→ **WHAT THIS TASK INVOLVES**:
For the data below, work out how many lines include the string "Desktop" and report only the number.

○ ○ ○ ○ ○

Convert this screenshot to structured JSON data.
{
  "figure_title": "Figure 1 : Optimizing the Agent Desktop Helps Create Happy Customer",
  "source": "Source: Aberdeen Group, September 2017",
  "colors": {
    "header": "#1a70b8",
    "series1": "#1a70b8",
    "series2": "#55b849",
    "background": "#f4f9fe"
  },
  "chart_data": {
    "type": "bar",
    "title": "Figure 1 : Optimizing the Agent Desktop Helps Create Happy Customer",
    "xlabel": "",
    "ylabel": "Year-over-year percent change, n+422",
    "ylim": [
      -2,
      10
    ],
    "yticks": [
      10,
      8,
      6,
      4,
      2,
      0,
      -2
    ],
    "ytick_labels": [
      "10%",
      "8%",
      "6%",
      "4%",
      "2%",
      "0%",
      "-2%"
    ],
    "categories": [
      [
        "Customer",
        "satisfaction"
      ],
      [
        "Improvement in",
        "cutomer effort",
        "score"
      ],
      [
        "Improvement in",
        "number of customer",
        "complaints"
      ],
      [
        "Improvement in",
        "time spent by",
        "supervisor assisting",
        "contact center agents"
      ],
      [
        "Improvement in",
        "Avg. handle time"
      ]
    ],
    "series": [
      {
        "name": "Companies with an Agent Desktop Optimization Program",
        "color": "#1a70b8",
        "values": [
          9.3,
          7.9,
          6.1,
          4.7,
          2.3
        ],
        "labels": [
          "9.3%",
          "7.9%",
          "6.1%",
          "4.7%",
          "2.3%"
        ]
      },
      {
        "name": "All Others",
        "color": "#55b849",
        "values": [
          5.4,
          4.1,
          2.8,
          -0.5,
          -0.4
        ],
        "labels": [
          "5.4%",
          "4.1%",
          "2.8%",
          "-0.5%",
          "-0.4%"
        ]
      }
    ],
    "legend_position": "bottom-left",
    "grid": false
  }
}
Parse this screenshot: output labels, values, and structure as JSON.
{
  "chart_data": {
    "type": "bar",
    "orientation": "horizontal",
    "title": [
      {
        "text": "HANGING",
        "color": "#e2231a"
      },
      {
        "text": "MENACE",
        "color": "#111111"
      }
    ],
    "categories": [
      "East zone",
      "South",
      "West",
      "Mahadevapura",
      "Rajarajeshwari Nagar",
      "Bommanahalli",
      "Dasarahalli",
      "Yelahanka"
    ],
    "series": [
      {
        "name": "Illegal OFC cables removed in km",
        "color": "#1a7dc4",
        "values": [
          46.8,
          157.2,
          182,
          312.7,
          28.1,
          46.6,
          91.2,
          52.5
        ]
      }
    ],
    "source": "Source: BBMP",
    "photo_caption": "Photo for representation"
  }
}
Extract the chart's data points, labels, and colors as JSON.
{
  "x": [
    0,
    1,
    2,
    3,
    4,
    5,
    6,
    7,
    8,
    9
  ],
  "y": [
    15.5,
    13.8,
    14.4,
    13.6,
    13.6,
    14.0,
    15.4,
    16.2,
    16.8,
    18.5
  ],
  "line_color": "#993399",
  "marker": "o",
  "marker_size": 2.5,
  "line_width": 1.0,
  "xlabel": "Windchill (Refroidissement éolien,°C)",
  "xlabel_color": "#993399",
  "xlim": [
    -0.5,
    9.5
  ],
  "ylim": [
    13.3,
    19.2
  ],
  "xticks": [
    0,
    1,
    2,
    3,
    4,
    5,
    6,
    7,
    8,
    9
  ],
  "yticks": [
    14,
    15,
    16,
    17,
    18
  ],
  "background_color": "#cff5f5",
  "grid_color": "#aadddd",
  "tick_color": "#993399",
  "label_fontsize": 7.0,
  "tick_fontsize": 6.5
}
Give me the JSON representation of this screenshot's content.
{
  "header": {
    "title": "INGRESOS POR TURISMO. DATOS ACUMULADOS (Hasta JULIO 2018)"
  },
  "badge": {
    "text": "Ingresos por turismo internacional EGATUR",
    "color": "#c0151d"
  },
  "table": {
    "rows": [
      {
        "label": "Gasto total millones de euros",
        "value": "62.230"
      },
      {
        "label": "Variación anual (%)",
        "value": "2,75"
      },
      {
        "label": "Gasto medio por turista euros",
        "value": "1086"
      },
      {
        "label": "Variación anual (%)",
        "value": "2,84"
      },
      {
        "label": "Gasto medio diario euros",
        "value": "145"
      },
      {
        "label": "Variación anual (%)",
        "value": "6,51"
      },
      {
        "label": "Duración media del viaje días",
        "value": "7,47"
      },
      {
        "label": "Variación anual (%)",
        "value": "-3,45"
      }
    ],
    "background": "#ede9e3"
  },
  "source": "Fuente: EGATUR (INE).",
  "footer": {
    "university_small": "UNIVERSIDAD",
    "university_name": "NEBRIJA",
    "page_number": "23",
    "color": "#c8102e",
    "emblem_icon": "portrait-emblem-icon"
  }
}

○ ○ ○ ○ ○

→ **EXERCISE RESULT**:
3